▸ **Recorded data**:
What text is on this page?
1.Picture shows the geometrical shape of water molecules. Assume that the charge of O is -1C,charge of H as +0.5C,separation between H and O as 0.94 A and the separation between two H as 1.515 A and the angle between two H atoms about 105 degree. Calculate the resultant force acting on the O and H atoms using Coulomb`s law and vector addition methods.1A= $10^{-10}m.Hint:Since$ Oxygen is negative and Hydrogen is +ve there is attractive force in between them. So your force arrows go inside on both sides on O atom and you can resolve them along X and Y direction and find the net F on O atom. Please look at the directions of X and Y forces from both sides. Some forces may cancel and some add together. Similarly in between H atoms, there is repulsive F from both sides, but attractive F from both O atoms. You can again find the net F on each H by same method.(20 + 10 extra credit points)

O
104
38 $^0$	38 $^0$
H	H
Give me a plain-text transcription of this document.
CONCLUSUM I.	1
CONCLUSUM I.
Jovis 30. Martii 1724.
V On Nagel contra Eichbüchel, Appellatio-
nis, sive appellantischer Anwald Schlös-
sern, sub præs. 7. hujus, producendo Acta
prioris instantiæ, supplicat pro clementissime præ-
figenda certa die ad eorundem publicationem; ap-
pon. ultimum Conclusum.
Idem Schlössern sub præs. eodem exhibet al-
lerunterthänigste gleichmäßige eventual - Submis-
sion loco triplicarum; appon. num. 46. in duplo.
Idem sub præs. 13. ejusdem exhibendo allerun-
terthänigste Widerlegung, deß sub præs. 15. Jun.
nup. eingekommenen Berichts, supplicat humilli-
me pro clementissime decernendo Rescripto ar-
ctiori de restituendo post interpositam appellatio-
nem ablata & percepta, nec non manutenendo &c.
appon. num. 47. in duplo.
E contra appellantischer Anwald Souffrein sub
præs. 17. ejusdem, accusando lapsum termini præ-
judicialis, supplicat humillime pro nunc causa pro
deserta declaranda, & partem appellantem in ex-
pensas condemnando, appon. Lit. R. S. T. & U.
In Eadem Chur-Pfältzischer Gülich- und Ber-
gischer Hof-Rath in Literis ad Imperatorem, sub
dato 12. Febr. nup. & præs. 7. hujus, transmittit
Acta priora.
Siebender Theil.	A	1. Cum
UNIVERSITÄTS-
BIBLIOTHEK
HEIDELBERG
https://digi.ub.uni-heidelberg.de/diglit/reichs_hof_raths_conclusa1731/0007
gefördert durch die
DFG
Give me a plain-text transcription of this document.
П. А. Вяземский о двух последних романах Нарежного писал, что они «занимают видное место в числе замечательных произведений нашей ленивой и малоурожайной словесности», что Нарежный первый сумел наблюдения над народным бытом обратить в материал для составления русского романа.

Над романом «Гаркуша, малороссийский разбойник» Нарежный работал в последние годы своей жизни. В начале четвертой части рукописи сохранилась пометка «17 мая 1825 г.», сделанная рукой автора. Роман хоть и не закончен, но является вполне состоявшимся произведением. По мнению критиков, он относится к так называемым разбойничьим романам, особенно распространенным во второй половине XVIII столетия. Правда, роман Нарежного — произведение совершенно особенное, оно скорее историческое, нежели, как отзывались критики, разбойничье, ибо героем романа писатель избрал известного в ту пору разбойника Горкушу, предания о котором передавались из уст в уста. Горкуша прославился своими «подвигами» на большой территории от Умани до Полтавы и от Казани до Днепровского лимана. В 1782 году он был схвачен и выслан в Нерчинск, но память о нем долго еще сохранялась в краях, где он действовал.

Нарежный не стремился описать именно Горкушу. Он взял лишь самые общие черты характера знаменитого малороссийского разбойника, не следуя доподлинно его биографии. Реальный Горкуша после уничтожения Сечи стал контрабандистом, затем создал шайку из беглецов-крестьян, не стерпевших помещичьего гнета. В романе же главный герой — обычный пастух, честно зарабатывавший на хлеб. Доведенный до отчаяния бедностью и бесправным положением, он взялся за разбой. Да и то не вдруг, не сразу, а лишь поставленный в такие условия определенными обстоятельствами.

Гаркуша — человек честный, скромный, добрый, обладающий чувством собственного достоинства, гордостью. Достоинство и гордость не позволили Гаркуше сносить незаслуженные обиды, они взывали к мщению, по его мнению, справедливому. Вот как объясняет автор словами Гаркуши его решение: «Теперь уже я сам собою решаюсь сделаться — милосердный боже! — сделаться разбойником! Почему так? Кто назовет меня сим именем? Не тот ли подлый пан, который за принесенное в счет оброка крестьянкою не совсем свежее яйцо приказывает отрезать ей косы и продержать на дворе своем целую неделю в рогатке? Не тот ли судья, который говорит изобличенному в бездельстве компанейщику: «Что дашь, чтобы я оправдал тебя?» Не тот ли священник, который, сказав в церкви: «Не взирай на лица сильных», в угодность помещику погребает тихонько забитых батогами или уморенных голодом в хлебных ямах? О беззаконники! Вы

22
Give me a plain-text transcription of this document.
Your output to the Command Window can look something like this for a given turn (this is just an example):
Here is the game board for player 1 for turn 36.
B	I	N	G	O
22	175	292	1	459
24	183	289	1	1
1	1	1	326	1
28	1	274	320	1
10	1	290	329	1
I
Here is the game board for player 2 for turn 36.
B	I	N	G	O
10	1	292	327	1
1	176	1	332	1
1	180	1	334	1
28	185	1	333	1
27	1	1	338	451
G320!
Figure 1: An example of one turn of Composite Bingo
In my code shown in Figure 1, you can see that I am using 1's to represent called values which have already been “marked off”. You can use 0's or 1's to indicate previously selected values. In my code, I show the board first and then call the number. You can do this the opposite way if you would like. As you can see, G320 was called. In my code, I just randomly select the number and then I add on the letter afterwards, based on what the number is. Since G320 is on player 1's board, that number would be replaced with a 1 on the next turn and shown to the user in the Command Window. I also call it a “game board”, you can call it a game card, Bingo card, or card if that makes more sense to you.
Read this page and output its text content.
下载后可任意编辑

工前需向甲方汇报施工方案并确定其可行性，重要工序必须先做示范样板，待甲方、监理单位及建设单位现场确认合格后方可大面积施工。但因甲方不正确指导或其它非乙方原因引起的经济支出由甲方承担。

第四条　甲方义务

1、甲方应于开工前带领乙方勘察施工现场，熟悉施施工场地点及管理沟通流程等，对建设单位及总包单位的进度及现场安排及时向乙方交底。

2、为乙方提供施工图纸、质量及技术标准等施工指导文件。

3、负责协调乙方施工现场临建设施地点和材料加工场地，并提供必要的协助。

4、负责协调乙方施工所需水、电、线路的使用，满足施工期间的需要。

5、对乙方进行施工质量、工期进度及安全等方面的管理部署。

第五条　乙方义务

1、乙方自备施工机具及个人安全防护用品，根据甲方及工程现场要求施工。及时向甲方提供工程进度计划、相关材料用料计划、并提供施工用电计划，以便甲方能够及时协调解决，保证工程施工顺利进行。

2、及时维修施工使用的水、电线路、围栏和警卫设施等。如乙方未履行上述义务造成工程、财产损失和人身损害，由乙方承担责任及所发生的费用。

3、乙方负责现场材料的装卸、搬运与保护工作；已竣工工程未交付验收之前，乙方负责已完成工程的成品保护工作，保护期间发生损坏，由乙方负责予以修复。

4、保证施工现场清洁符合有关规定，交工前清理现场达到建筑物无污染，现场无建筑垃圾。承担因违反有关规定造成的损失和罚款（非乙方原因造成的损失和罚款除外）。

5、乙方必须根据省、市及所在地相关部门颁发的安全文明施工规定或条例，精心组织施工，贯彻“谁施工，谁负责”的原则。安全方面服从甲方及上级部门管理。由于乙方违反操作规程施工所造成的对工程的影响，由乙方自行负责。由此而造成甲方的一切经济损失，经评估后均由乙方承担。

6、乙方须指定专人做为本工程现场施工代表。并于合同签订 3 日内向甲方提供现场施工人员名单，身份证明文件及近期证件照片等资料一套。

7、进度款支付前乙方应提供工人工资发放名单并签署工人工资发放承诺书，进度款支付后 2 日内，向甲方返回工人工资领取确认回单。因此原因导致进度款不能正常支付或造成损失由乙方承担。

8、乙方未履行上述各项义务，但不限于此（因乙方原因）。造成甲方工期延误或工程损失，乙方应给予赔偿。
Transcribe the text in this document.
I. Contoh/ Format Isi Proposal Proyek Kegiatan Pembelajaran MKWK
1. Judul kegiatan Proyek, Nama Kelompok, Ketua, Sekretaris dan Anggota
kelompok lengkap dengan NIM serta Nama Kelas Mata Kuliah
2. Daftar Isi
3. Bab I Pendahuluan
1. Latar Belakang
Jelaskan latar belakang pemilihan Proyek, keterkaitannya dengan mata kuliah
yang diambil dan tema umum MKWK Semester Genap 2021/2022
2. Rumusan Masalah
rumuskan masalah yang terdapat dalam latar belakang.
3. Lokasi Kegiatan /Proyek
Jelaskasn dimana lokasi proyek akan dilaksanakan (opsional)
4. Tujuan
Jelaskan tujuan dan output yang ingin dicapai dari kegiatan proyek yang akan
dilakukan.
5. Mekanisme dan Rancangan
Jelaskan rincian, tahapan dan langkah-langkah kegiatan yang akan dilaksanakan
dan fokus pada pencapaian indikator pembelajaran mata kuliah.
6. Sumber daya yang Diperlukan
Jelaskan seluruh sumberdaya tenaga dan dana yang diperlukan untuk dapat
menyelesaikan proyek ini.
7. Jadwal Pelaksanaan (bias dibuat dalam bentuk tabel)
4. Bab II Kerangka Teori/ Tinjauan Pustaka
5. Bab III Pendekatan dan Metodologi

▸ **Problem requirements**: Find all lines where the word "præs" appears. Copy them.

▸ **Completed task**:
sern, sub præs. 7. hujus, producendo Acta
Idem Schlössern sub præs. eodem exhibet al-
Idem sub præs. 13. ejusdem exhibendo allerun-
terthänigste Widerlegung, deß sub præs. 15. Jun.
præs. 17. ejusdem, accusando lapsum termini præ-
dato 12. Febr. nup. & præs. 7. hujus, transmittit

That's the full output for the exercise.